Re: count(DISTINCT) in flink SQL

Vinod Mehra Tue, 04 Jun 2019 18:08:24 -0700

To be clear I want the outer grouping to have a longer retention time (of
the order of week or month - for which we are using 'idle state retention
time') and inner grouping to have a shorter retention period (1 hour max).
So hoping the session window will do the right thing.


Thanks,
Vinod

On Tue, Jun 4, 2019 at 5:14 PM Vinod Mehra <vme...@lyft.com> wrote:

> Thanks a lot Fabian for the detailed response. I know all the duplicates
> are going to arrive within an hour max of the actual event. So using a 1
> hour running session window should be fine for me.
>
> Is the following the right way to do it in apache-flink-1.4.2?
>
> SELECT
>
>     CONCAT_WS(
>
>       '-',
>
>       CAST(event_month AS VARCHAR),
>
>       CAST(event_year AS VARCHAR),
>
>       CAST(user_id AS VARCHAR)
>
>     ),
>
>     COUNT(event_id) AS event_count
>
> FROM (
>
>     SELECT
>
>         user_id,
>
>         event_id,
>
>         MAX(MONTH(longToDateTime(rowtime))) as event_month,
>
>         MAX(YEAR(longToDateTime(rowtime))) as event_year,
>
>     FROM event_foo
>
>     GROUP BY event_id, user_id, SESSION(rowtime, INTERVAL '1' HOUR) -- 1
> hour running session window
>
> )
>
> GROUP BY user_id, event_month, event_year
>
>
>
> We are also using idle state retention time to clean up unused state, but
> that is much longer (a week or month depending on the usecase). We will
> switch to count(DISTINCT) as soon as we move to newer Flink version. So the
> above nested select is going to be a stop gap until then.
>
> Thanks,
> Vinod
>
> On Mon, Jun 3, 2019 at 4:52 AM Fabian Hueske <fhue...@gmail.com> wrote:
>
>> Hi Vinod,
>>
>> IIRC, support for DISTINCT aggregates was added in Flink 1.6.0 (released
>> August, 9th 2018) [1].
>> Also note that by default, this query will accumulate more and more
>> state, i.e., for each grouping key it will hold all unique event_ids.
>> You could configure an idle state retention time to clean up unused state.
>>
>> Regarding the boundaries, with the current query they are fixed to one
>> month and sharply cut (as one would expect).
>> You could try to use a long running session window [3]. This would also
>> remove the need for the idle state configuration because Flink would know
>> when state can be discarded.

To be done -
1 - In the Flink SQL thread, swap "grouping" for "aggregation" and write out the passage from "Vinod Mehra Tue, 04" to "the right thing.".
2 - Do these statements agree with the Flink SQL thread? Answer yes or no for each, quoting the words of the thread that decide it.
(a) Support for DISTINCT aggregates arrived in Flink 1.6.0.
(b) Vinod expects duplicates to arrive within a day of the actual event.
(c) Vinod wants the inner grouping to keep its state longer than the outer grouping.
3 - Go on with the Flink SQL thread from its last sentence.
The material has nothing to do with what follows.

Given data -
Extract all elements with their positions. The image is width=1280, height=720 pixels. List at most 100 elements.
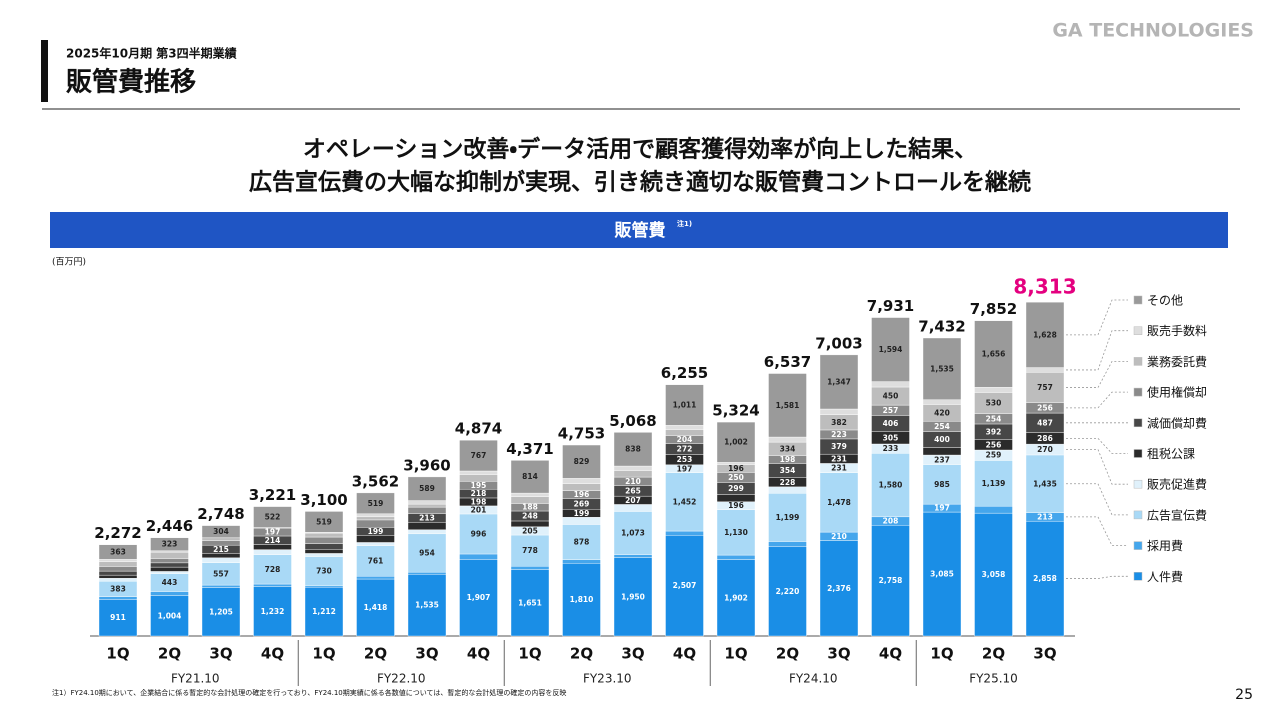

Answers for the tasks -
1 -
Vinod Mehra Tue, 04 Jun 2019 18:08:24 -0700

To be clear I want the outer aggregation to have a longer retention time (of
the order of week or month - for which we are using 'idle state retention
time') and inner aggregation to have a shorter retention period (1 hour max).
So hoping the session window will do the right thing.

2 -
(a) Yes: "support for DISTINCT aggregates was added in Flink 1.6.0"
(b) No: "are going to arrive within an hour max of the actual event"
(c) No: "inner grouping to have a shorter retention period (1 hour max)"

3 -
>>
>> Hope this helps,
>> Fabian
>>
>> [1]
>> https://flink.apache.org/news/2018/08/09/release-1.6.0.html#enhancing-sql-and-table-api
>> [2]
>> https://ci.apache.org/projects/flink/flink-docs-release-1.8/dev/table/streaming/query_configuration.html#idle-state-retention-time
>> [3]
>> https://ci.apache.org/projects/flink/flink-docs-release-1.8/dev/table/sql.html#group-windows
>>
>> Am Do., 30. Mai 2019 um 02:18 Uhr schrieb Vinod Mehra <vme...@lyft.com>:
>>
>>> Another interesting thing is that if I add DISTINCT in the 2nd query it
>>> doesn't complain. But because of the inner-select it is a no-op because the
>>> inner select is doing the deduping:
>>>
>>> SELECT
>>>
>>>     CONCAT_WS(
>>>
>>>       '-',
>>>
>>>       CAST(MONTH(row_datetime) AS VARCHAR),
>>>
>>>       CAST(YEAR(row_datetime) AS VARCHAR),
>>>
>>>       CAST(user_id AS VARCHAR)
>>>
>>>     ),
>>>
>>>     COUNT(*DISTINCT*(event_id)) AS event_count -- note the DISTINCT
>>> keyword here. Flink doesn't barf for this.
>>>
>>> FROM (
>>>
>>>     SELECT
>>>
>>>         user_id,
>>>
>>>         event_id,
>>>
>>>         maxtimestamp(longToDateTime(rowtime)) as row_datetime
>>>
>>>     FROM event_foo
>>>
>>>     GROUP BY event_id, user_id
>>>
>>> )
>>>
>>> GROUP BY user_id, MONTH(row_datetime), YEAR(row_datetime)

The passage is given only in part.